Extrait source:
Le litige au principal et les questions préjudicielles

9 CV-Online, société de droit letton, exploite le site Internet www.cv.lv. Ce site comporte une base de données, développée et régulièrement mise à jour par CV-Online, qui contient des annonces d’emploi publiées par des employeurs.

10 Le site www.cv.lv est, par ailleurs, pourvu de balises méta (meta tags), du type « microdonnées » (microdata). Ces balises, qui ne sont pas visibles lors de l’ouverture de la page Internet de CV-Online, permettent aux moteurs de recherche sur Internet de mieux identifier le contenu de chaque page afin de l’indexer correctement. Dans le cas du site Internet de CV-Online, ces balises méta contiennent, pour chaque annonce d’emploi vacant figurant dans la base de données, les mots clés suivants : « dénomination du poste », « nom de l’entreprise », « lieu de travail » et « date de publication de l’annonce ».

11 Melons, également société de droit letton, exploite le site Internet www.kurdarbs.lv, qui est un moteur de recherche spécialisé dans les annonces d’emploi. Ce moteur permet une recherche sur plusieurs sites Internet contenant des annonces d’emploi, selon différents critères, dont le type de poste et le lieu de travail. Au moyen de liens hypertextes, le site www.kurdarbs.lv renvoie les utilisateurs vers les sites Internet où les informations recherchées ont initialement été publiées, dont le site de CV-Online. En cliquant sur un tel lien, l’utilisateur peut, notamment, accéder au site www.cv.lv, afin de prendre connaissance de ce site et de l’intégralité de son contenu. Les informations contenues dans les balises méta insérées par CV-Online dans la programmation de son site Internet sont également affichées dans la liste des résultats obtenue lors de l’utilisation du moteur de recherche spécialisé de Melons.

12 Considérant qu’il existe une atteinte à son droit sui generis prévu à l’article 7 de la directive 96/9, CV-Online a engagé une action en justice contre Melons. Elle soutient que Melons « extrait » et « réutilise » la partie substantielle du contenu de la base de données présente sur le site www.cv.lv.

13 La juridiction de première instance a constaté une violation de ce droit, au motif qu’il existait une « réutilisation » de la base de données de CV-Online.

14 Melons a interjeté appel du jugement de première instance devant la Rīgas apgabaltiesas Civillietu tiesas kolēģija (cour régionale de Riga, collège des affaires civiles, Lettonie). Elle souligne que son site Internet n’assure pas de transmission en ligne, à savoir qu’il ne fonctionne pas « en temps réel ». Par ailleurs, elle fait valoir qu’une distinction doit être faite entre le site www.cv.lv et la base de données que celui-ci comporte. Elle précise, à cet égard, que ce sont les balises méta utilisées par CV-Online qui génèrent l’apparition des informations relatives aux offres d’emploi dans les résultats obtenus au moyen du moteur de recherche www.kurdarbs.lv. Or, ces balises méta ne feraient pas partie de la base de données. Ce serait précisément parce qu’elle souhaite que les moteurs de recherche montrent ces informations que CV-Online a inséré lesdites balises méta dans la programmation de son site.

Matériel:
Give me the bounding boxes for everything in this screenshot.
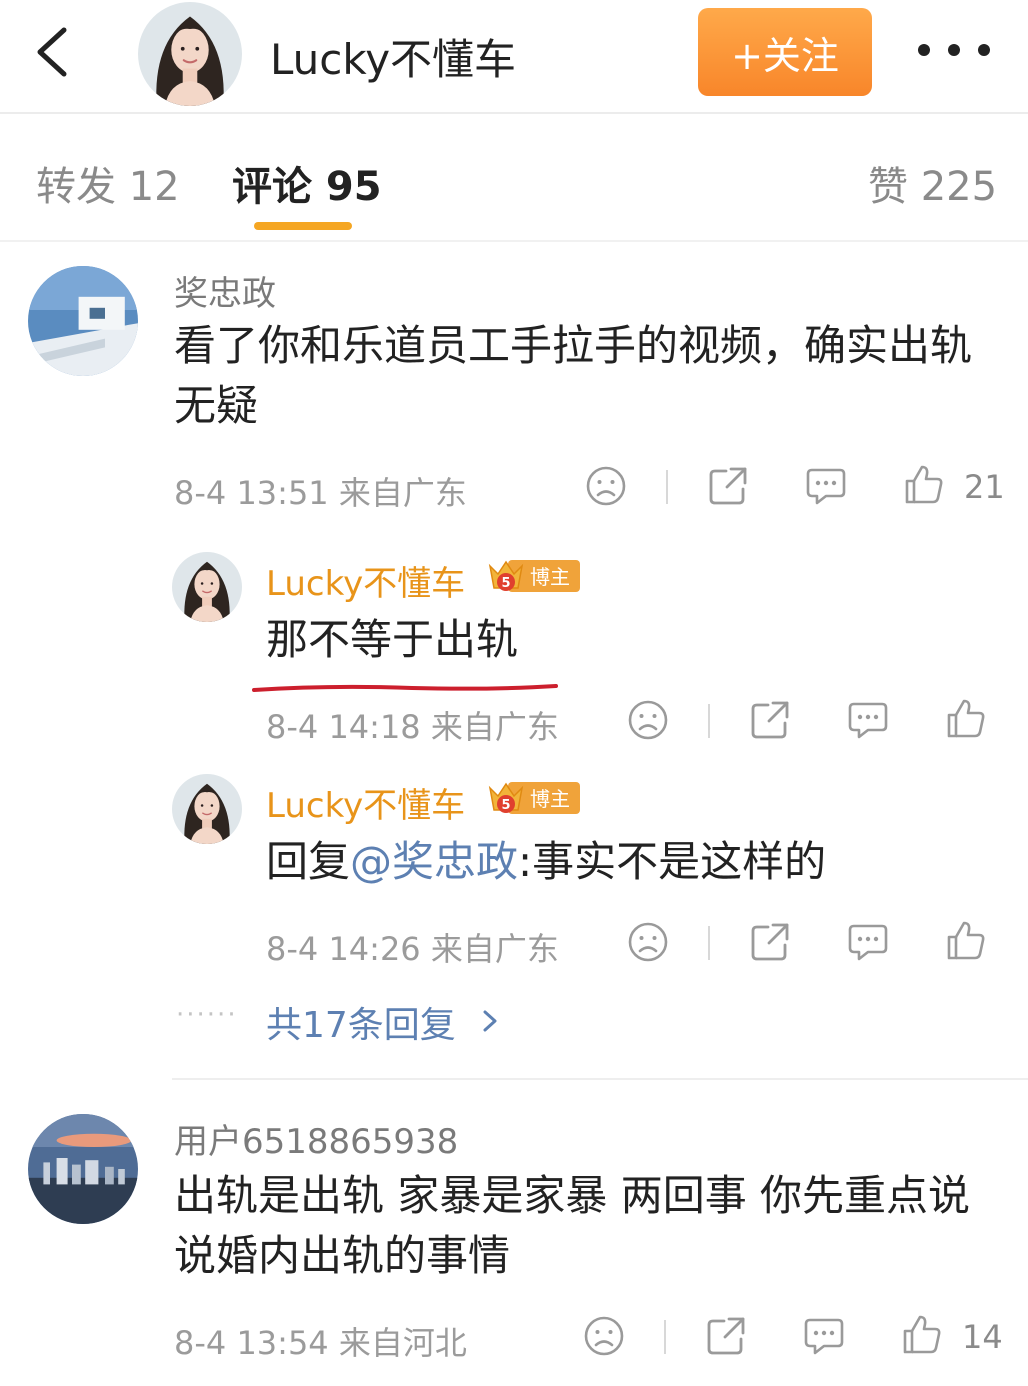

Consignes de travail: Traduisez en anglais cette phrase de l'extrait source sur le litige entre CV-Online et Melons : « Ce site comporte une base de données, développée et régulièrement mise à jour par CV-Online, qui contient des annonces d’emploi publiées par des employeurs. »

Résultat de la tâche: This site includes a database, developed and regularly updated by CV-Online, that contains job advertisements published by employers.